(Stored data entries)
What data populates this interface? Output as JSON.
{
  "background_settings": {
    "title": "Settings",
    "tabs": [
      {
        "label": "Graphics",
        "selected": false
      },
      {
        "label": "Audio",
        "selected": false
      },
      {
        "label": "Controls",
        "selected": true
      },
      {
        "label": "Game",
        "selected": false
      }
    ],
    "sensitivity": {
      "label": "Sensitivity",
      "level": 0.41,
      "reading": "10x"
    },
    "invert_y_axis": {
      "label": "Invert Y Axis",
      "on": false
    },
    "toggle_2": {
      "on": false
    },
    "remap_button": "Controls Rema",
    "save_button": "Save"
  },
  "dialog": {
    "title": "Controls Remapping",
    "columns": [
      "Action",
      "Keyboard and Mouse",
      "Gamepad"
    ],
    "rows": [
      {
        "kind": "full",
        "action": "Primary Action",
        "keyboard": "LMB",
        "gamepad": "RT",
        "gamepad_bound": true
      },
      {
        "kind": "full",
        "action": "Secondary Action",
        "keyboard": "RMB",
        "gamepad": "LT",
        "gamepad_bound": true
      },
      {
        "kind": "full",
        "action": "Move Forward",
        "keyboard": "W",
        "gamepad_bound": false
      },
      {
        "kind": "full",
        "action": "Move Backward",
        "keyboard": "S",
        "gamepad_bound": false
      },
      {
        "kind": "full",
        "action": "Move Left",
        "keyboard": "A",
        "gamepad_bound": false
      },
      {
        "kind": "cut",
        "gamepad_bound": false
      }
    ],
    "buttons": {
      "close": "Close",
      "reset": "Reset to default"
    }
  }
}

Task description -
Please quote the records above exactly, without skipping a line.

Task solution -
What data populates this interface? Output as JSON.
{
  "background_settings": {
    "title": "Settings",
    "tabs": [
      {
        "label": "Graphics",
        "selected": false
      },
      {
        "label": "Audio",
        "selected": false
      },
      {
        "label": "Controls",
        "selected": true
      },
      {
        "label": "Game",
        "selected": false
      }
    ],
    "sensitivity": {
      "label": "Sensitivity",
      "level": 0.41,
      "reading": "10x"
    },
    "invert_y_axis": {
      "label": "Invert Y Axis",
      "on": false
    },
    "toggle_2": {
      "on": false
    },
    "remap_button": "Controls Rema",
    "save_button": "Save"
  },
  "dialog": {
    "title": "Controls Remapping",
    "columns": [
      "Action",
      "Keyboard and Mouse",
      "Gamepad"
    ],
    "rows": [
      {
        "kind": "full",
        "action": "Primary Action",
        "keyboard": "LMB",
        "gamepad": "RT",
        "gamepad_bound": true
      },
      {
        "kind": "full",
        "action": "Secondary Action",
        "keyboard": "RMB",
        "gamepad": "LT",
        "gamepad_bound": true
      },
      {
        "kind": "full",
        "action": "Move Forward",
        "keyboard": "W",
        "gamepad_bound": false
      },
      {
        "kind": "full",
        "action": "Move Backward",
        "keyboard": "S",
        "gamepad_bound": false
      },
      {
        "kind": "full",
        "action": "Move Left",
        "keyboard": "A",
        "gamepad_bound": false
      },
      {
        "kind": "cut",
        "gamepad_bound": false
      }
    ],
    "buttons": {
      "close": "Close",
      "reset": "Reset to default"
    }
  }
}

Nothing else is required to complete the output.